#### [INSTRUCTIONS TO FOLLOW]
Each record that follows should be repeated exactly, minus any images.

#### [RAW RECORDS]
** Start **
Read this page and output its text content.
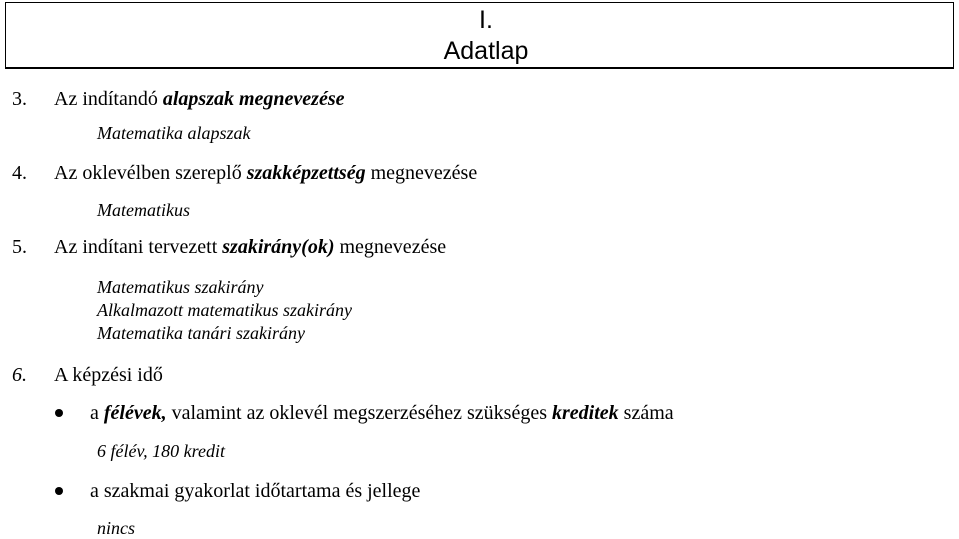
I.
Adatlap
3. Az indítandó alapszak megnevezése
Matematika alapszak
4. Az oklevélben szereplő szakképzettség megnevezése
Matematikus
5. Az indítani tervezett szakirány(ok) megnevezése
Matematikus szakirány
Alkalmazott matematikus szakirány
Matematika tanári szakirány
6. A képzési idő
a félévek, valamint az oklevél megszerzéséhez szükséges kreditek száma
6 félév, 180 kredit
a szakmai gyakorlat időtartama és jellege
nincs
** End **
#### [RESPONSE BELOW]
Read this page and output its text content.
I.
Adatlap
3. Az indítandó alapszak megnevezése
Matematika alapszak
4. Az oklevélben szereplő szakképzettség megnevezése
Matematikus
5. Az indítani tervezett szakirány(ok) megnevezése
Matematikus szakirány
Alkalmazott matematikus szakirány
Matematika tanári szakirány
6. A képzési idő
a félévek, valamint az oklevél megszerzéséhez szükséges kreditek száma
6 félév, 180 kredit
a szakmai gyakorlat időtartama és jellege
nincs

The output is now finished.